(Stored entries)
▬▬▬▬▬▬▬▬▬▬

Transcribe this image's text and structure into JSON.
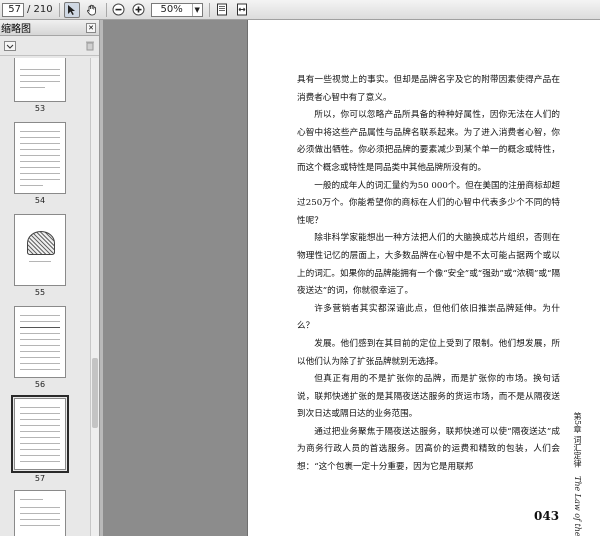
{
  "toolbar": {
    "current_page": "57",
    "total_pages": "/ 210",
    "zoom": "50%",
    "icons": [
      "select-icon",
      "hand-icon",
      "zoom-out-icon",
      "zoom-in-icon",
      "fit-page-icon",
      "fit-width-icon"
    ]
  },
  "sidebar": {
    "title": "缩略图",
    "thumbnails": [
      {
        "label": "53"
      },
      {
        "label": "54"
      },
      {
        "label": "55"
      },
      {
        "label": "56"
      },
      {
        "label": "57",
        "selected": true
      },
      {
        "label": "58"
      }
    ]
  },
  "document": {
    "paragraphs": [
      "具有一些视觉上的事实。但却是品牌名字及它的附带因素使得产品在消费者心智中有了意义。",
      "所以，你可以忽略产品所具备的种种好属性，因你无法在人们的心智中将这些产品属性与品牌名联系起来。为了进入消费者心智，你必须做出牺牲。你必须把品牌的要素减少到某个单一的概念或特性，而这个概念或特性是同品类中其他品牌所没有的。",
      "一般的成年人的词汇量约为50 000个。但在美国的注册商标却超过250万个。你能希望你的商标在人们的心智中代表多少个不同的特性呢？",
      "除非科学家能想出一种方法把人们的大脑换成芯片组织，否则在物理性记忆的层面上，大多数品牌在心智中是不太可能占据两个或以上的词汇。如果你的品牌能拥有一个像“安全”或“强劲”或“浓稠”或“隔夜送达”的词，你就很幸运了。",
      "许多营销者其实都深谙此点，但他们依旧推崇品牌延伸。为什么？",
      "发展。他们感到在其目前的定位上受到了限制。他们想发展，所以他们认为除了扩张品牌就别无选择。",
      "但真正有用的不是扩张你的品牌，而是扩张你的市场。换句话说，联邦快递扩张的是其隔夜送达服务的货运市场，而不是从隔夜送到次日达或隔日达的业务范围。",
      "通过把业务聚焦于隔夜送达服务，联邦快递可以使“隔夜送达”成为商务行政人员的首选服务。因高价的运费和精致的包装，人们会想：“这个包裹一定十分重要，因为它是用联邦"
    ],
    "page_number": "043",
    "running_head": "第5章 词汇定律",
    "running_head_en": "The Law of the Word"
  }
}
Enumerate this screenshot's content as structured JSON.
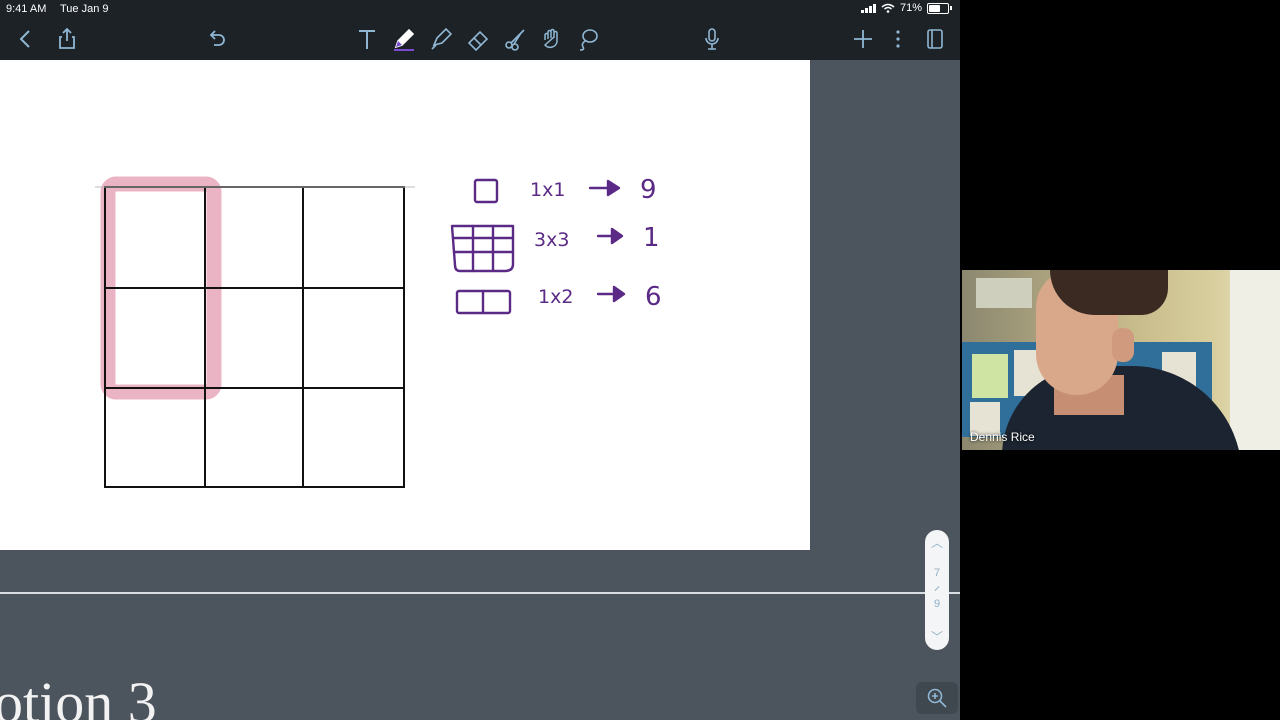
{
  "status_bar": {
    "time": "9:41 AM",
    "date": "Tue Jan 9",
    "battery_text": "71%",
    "battery_level": 0.71
  },
  "toolbar": {
    "icons": [
      "back-icon",
      "share-icon",
      "undo-icon",
      "text-tool-icon",
      "pen-tool-icon",
      "highlighter-tool-icon",
      "eraser-tool-icon",
      "scissors-tool-icon",
      "hand-tool-icon",
      "lasso-tool-icon",
      "microphone-icon",
      "add-icon",
      "more-icon",
      "pages-icon"
    ],
    "active_tool": "pen-tool-icon",
    "active_color": "#7a4bd0",
    "icon_color": "#8fb7d3"
  },
  "notes": {
    "rows": [
      {
        "size": "1x1",
        "count": "9"
      },
      {
        "size": "3x3",
        "count": "1"
      },
      {
        "size": "1x2",
        "count": "6"
      }
    ],
    "ink_color": "#5b2a86",
    "highlight_color": "#e8a7bb"
  },
  "scroller": {
    "current_page": "7",
    "total_pages": "9"
  },
  "next_page_title": "otion 3",
  "webcam": {
    "name": "Dennis Rice"
  }
}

▬▬▬▬▬▬▬▬▬▬

**Task goal**
Write out the entries again, exactly as given, skipping any images.

**Written reply**
Transcribe this image's text and structure into JSON.
{
  "toolbar": {
    "current_page": "57",
    "total_pages": "/ 210",
    "zoom": "50%",
    "icons": [
      "select-icon",
      "hand-icon",
      "zoom-out-icon",
      "zoom-in-icon",
      "fit-page-icon",
      "fit-width-icon"
    ]
  },
  "sidebar": {
    "title": "缩略图",
    "thumbnails": [
      {
        "label": "53"
      },
      {
        "label": "54"
      },
      {
        "label": "55"
      },
      {
        "label": "56"
      },
      {
        "label": "57",
        "selected": true
      },
      {
        "label": "58"
      }
    ]
  },
  "document": {
    "paragraphs": [
      "具有一些视觉上的事实。但却是品牌名字及它的附带因素使得产品在消费者心智中有了意义。",
      "所以，你可以忽略产品所具备的种种好属性，因你无法在人们的心智中将这些产品属性与品牌名联系起来。为了进入消费者心智，你必须做出牺牲。你必须把品牌的要素减少到某个单一的概念或特性，而这个概念或特性是同品类中其他品牌所没有的。",
      "一般的成年人的词汇量约为50 000个。但在美国的注册商标却超过250万个。你能希望你的商标在人们的心智中代表多少个不同的特性呢？",
      "除非科学家能想出一种方法把人们的大脑换成芯片组织，否则在物理性记忆的层面上，大多数品牌在心智中是不太可能占据两个或以上的词汇。如果你的品牌能拥有一个像“安全”或“强劲”或“浓稠”或“隔夜送达”的词，你就很幸运了。",
      "许多营销者其实都深谙此点，但他们依旧推崇品牌延伸。为什么？",
      "发展。他们感到在其目前的定位上受到了限制。他们想发展，所以他们认为除了扩张品牌就别无选择。",
      "但真正有用的不是扩张你的品牌，而是扩张你的市场。换句话说，联邦快递扩张的是其隔夜送达服务的货运市场，而不是从隔夜送到次日达或隔日达的业务范围。",
      "通过把业务聚焦于隔夜送达服务，联邦快递可以使“隔夜送达”成为商务行政人员的首选服务。因高价的运费和精致的包装，人们会想：“这个包裹一定十分重要，因为它是用联邦"
    ],
    "page_number": "043",
    "running_head": "第5章 词汇定律",
    "running_head_en": "The Law of the Word"
  }
}
Enumerate this screenshot's content as structured JSON.
{
  "status_bar": {
    "time": "9:41 AM",
    "date": "Tue Jan 9",
    "battery_text": "71%",
    "battery_level": 0.71
  },
  "toolbar": {
    "icons": [
      "back-icon",
      "share-icon",
      "undo-icon",
      "text-tool-icon",
      "pen-tool-icon",
      "highlighter-tool-icon",
      "eraser-tool-icon",
      "scissors-tool-icon",
      "hand-tool-icon",
      "lasso-tool-icon",
      "microphone-icon",
      "add-icon",
      "more-icon",
      "pages-icon"
    ],
    "active_tool": "pen-tool-icon",
    "active_color": "#7a4bd0",
    "icon_color": "#8fb7d3"
  },
  "notes": {
    "rows": [
      {
        "size": "1x1",
        "count": "9"
      },
      {
        "size": "3x3",
        "count": "1"
      },
      {
        "size": "1x2",
        "count": "6"
      }
    ],
    "ink_color": "#5b2a86",
    "highlight_color": "#e8a7bb"
  },
  "scroller": {
    "current_page": "7",
    "total_pages": "9"
  },
  "next_page_title": "otion 3",
  "webcam": {
    "name": "Dennis Rice"
  }
}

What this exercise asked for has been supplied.